→ **ФРАГМЕНТ ИСТОЧНИКА**
+ + + + + + +
Надо указать общую мысль: человеку свойственно желание помочь тому, кто нуждается в помощи; всякий честный человек, который может на суде сказать что-нибудь в пользу подсудимого, исполнив вместе с тем гражданскую обязанность, естественно, склонен сделать это; такое естественное влечение усиливается, если подсудимый — не вполне чужой для свидетеля; усиливается еще более, когда они принадлежат к одной корпорации: добросовестно заступаясь за подсудимого, свидетель охраняет и собственное доброе имя. Итак, все эти люди верят искренности господина фон Д.; вопрос в том, могут ли они ошибаться? Чтобы не отдаляться от дела, посмотрим вокруг подсудимого. Разве нет у вас убедительного примера того, как ошибаются люди? А все обманутые Ольгой Штейн, разве они не верили в ее честность, так же как товарищи фон Д. верят ему? Что открыло им глаза? То, что их обманули. Если бы она не обманула их, они добросовестно и охотно подтверждали бы здесь, на суде, ее безукоризненную честность. Никто из товарищей подсудимого не был обманут им, никто и не считает его обманщиком. Сравните с этим разбор показаний доктора Португалова в речи Плевако по делу Александры Максименко.

4. Чем хуже нравственная роль свидетеля, тем меньше страстности должно быть в разборе его показания оратором.

Возьмем крайний пример.

В числе свидетелей, присутствующих или отсутствующих,– провокатор; его отношение к делу установлено или почти установлено. Вот случай обрушиться на возмутительный факт и, выдвинув вперед негодяя-свидетеля, показать, что подсудимый был игрушкой в его руках, выполнить гражданский долг перед обществом… Это так соблазнительно и, главное, так легко.
+ + + + + + +
→ **ИСХОДНЫЕ ДАННЫЕ**
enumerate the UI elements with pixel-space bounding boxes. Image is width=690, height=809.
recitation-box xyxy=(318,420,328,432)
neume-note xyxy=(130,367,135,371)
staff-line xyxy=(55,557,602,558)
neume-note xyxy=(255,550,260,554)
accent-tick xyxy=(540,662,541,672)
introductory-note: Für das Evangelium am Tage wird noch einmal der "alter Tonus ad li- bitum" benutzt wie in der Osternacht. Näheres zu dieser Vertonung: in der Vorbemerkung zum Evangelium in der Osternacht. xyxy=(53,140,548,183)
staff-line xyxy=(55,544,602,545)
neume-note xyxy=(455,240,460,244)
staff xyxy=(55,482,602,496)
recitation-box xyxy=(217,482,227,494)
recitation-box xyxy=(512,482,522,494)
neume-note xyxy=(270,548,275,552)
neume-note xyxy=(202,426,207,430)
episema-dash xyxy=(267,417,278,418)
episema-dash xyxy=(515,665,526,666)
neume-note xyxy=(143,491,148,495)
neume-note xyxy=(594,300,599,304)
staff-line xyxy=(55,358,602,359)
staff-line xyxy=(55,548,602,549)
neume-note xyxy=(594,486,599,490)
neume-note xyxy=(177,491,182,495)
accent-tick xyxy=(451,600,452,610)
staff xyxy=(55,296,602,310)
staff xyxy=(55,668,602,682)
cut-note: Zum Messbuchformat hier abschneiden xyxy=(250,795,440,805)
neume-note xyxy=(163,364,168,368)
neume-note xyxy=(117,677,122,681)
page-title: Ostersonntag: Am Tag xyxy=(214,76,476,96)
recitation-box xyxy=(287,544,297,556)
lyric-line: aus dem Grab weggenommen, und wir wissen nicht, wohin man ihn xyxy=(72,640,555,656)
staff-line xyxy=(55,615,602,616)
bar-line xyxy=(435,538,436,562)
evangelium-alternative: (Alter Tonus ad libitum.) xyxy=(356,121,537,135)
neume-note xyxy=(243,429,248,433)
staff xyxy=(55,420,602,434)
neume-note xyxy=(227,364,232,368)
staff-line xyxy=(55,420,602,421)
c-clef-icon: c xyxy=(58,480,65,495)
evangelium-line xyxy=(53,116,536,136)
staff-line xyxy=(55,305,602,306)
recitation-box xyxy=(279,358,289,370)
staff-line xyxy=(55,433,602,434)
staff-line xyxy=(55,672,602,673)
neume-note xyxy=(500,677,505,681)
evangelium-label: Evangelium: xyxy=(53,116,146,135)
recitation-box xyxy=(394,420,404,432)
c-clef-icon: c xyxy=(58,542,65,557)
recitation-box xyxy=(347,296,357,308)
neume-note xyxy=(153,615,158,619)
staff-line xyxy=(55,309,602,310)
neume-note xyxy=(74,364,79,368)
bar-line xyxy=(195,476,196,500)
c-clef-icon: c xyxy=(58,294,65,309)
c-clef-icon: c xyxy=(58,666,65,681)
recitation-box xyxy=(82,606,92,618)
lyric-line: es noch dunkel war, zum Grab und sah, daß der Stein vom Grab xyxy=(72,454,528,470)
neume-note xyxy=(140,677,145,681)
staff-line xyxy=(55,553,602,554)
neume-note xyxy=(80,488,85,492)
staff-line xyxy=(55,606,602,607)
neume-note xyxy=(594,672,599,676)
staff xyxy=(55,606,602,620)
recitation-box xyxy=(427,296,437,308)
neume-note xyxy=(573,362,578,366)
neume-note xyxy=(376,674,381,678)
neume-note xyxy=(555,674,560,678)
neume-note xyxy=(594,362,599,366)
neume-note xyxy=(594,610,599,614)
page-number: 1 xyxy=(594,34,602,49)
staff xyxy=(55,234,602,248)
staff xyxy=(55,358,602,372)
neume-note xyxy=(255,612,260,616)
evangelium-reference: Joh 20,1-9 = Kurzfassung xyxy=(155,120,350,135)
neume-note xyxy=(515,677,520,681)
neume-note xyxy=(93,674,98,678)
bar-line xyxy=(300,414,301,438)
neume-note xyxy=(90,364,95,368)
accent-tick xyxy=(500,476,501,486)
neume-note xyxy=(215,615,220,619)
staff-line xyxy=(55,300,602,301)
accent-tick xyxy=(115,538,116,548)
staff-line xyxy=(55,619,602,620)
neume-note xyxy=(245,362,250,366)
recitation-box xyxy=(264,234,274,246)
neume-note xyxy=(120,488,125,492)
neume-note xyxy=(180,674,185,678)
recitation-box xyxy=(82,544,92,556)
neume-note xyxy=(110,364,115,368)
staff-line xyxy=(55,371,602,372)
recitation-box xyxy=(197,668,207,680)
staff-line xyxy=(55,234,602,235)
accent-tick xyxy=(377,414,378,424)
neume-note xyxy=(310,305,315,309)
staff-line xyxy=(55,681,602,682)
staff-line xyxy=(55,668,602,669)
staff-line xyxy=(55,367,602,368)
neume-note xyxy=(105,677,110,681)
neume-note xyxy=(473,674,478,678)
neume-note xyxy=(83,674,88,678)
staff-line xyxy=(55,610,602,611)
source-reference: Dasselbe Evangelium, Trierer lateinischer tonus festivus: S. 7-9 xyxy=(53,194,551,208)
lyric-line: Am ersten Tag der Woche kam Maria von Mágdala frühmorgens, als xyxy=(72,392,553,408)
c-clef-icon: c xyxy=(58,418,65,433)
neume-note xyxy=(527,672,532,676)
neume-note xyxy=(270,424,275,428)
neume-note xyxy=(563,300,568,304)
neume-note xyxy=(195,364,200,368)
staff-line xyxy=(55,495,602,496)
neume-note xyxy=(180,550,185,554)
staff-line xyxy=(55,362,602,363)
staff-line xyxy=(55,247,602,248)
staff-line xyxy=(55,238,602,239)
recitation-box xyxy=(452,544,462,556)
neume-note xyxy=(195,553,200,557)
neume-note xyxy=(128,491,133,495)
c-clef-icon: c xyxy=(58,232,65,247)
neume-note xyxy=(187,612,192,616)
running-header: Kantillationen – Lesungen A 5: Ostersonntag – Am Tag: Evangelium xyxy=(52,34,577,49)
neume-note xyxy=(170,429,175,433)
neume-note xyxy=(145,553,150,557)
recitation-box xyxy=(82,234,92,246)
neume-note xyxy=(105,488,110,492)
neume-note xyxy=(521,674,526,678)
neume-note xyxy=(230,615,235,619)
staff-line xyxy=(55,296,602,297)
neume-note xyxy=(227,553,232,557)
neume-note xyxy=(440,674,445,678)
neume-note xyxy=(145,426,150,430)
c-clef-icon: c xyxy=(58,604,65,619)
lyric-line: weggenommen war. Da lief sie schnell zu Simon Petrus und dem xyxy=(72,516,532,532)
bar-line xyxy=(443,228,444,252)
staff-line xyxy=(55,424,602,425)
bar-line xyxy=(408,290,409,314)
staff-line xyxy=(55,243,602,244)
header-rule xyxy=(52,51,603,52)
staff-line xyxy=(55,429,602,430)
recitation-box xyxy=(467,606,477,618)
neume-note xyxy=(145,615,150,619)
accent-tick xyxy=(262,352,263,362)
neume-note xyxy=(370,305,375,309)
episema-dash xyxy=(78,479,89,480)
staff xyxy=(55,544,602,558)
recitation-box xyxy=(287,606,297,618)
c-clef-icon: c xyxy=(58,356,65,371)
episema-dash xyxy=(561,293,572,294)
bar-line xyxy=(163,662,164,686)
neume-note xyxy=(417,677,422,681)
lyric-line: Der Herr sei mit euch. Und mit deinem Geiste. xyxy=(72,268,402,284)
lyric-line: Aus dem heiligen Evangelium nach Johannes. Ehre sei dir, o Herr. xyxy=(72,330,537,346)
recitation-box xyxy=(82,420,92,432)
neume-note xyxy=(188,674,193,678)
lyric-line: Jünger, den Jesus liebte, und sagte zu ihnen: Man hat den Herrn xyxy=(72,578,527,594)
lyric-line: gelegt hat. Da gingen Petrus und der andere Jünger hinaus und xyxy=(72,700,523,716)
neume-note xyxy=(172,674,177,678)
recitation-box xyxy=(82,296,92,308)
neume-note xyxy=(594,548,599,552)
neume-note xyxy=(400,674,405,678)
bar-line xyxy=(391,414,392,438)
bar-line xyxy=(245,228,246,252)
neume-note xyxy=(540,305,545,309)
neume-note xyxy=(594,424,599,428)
+ + + + + + +
→ **ЗАДАНИЕ**
Пожалуйста, переведите на английский язык это предложение из фрагмента источника: «Чем хуже нравственная роль свидетеля, тем меньше страстности должно быть в разборе его показания оратором».

→ **ОТВЕТ**
The worse the moral role of a witness, the less passion the speaker should bring to the analysis of that witness's testimony.